Source data

•••••

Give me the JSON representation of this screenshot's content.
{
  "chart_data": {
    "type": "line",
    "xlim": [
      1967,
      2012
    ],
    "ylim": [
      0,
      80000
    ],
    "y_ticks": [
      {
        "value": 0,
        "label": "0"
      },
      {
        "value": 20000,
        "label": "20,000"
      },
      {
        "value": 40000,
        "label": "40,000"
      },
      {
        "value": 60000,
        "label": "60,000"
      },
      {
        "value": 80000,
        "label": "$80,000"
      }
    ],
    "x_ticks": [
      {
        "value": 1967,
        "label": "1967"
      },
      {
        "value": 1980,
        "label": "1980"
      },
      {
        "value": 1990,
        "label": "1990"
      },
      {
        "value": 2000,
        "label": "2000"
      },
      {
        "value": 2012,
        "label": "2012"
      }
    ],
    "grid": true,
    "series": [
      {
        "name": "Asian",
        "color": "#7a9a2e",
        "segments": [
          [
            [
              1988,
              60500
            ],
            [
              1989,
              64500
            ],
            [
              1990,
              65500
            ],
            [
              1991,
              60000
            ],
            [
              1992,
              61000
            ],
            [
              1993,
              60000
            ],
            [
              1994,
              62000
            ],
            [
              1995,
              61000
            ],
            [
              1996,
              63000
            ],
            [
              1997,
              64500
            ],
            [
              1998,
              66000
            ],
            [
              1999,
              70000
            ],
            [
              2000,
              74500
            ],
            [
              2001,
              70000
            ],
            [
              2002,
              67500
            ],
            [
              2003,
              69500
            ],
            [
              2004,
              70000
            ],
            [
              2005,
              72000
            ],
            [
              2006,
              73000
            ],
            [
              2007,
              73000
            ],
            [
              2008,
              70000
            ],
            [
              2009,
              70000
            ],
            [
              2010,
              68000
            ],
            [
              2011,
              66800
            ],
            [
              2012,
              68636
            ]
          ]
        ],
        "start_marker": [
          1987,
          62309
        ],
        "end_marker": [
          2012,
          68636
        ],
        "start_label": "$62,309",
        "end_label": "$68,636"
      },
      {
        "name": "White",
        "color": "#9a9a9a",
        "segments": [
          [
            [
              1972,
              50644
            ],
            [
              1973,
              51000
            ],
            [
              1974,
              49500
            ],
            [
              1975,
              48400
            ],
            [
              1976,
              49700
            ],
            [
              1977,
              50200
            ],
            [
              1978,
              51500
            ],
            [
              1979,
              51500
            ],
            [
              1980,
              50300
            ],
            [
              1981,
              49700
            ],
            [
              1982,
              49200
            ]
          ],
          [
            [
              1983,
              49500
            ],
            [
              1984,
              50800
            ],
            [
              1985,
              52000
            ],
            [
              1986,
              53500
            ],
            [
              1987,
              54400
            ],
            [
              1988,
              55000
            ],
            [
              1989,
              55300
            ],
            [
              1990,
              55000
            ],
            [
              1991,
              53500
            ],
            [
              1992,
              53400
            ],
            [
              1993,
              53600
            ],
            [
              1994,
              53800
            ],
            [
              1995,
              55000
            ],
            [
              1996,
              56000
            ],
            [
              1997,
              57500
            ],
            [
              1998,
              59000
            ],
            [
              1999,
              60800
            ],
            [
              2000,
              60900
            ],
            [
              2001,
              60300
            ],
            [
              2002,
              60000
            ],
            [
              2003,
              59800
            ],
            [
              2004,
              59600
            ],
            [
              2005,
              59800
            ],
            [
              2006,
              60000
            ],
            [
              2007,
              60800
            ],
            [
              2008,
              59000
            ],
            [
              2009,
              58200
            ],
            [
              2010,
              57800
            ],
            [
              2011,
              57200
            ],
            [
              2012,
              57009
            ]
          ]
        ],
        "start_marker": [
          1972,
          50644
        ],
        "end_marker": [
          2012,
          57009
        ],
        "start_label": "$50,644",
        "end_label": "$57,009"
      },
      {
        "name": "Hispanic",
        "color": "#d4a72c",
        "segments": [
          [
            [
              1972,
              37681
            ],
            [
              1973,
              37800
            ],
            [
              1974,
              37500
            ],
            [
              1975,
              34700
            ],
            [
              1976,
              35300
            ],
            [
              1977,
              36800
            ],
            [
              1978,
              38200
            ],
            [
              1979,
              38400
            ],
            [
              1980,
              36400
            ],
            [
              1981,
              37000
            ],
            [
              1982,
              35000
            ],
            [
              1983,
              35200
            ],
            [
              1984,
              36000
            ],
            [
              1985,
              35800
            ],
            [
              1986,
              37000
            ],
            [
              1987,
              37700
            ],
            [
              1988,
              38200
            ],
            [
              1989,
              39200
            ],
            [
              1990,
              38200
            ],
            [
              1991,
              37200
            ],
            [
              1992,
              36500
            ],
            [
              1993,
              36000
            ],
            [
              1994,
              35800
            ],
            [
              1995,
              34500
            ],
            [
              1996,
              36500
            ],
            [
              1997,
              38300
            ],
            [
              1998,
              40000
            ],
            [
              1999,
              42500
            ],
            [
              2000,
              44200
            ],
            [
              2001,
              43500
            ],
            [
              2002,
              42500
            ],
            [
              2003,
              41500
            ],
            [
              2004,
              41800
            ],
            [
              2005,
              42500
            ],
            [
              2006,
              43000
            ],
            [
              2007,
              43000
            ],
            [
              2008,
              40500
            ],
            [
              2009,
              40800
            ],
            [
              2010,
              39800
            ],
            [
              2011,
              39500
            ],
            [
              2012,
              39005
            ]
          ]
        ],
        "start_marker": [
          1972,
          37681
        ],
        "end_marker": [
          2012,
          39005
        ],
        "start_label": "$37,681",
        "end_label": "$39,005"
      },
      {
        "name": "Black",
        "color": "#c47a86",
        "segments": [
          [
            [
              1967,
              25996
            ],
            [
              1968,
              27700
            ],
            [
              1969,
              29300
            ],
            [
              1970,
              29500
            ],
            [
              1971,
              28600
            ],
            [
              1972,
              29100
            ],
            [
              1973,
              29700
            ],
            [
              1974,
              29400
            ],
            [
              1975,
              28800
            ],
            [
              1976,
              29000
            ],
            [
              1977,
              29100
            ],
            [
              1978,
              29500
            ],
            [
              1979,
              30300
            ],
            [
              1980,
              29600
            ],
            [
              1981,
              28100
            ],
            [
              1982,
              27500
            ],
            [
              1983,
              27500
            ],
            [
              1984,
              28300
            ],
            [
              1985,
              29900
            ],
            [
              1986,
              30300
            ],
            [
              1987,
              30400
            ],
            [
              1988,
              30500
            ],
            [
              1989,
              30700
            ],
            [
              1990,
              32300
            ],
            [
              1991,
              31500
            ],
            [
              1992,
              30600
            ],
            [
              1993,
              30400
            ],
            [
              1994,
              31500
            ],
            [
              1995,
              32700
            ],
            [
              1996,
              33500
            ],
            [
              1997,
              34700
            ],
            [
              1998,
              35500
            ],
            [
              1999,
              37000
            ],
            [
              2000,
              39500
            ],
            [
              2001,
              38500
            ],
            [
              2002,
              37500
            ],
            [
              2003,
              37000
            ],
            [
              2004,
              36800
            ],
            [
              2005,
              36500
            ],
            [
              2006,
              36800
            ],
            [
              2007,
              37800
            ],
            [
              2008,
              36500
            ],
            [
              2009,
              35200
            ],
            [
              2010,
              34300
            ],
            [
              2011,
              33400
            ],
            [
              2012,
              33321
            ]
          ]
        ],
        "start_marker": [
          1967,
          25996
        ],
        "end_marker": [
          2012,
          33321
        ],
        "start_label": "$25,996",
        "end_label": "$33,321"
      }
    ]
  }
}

•••••

**STATED PROBLEM:**
In the material above, show every line where the word "value" turns up.

**RESULT OF THIS EXERCISE:**
        "value": 0,
        "value": 20000,
        "value": 40000,
        "value": 60000,
        "value": 80000,
        "value": 1967,
        "value": 1980,
        "value": 1990,
        "value": 2000,
        "value": 2012,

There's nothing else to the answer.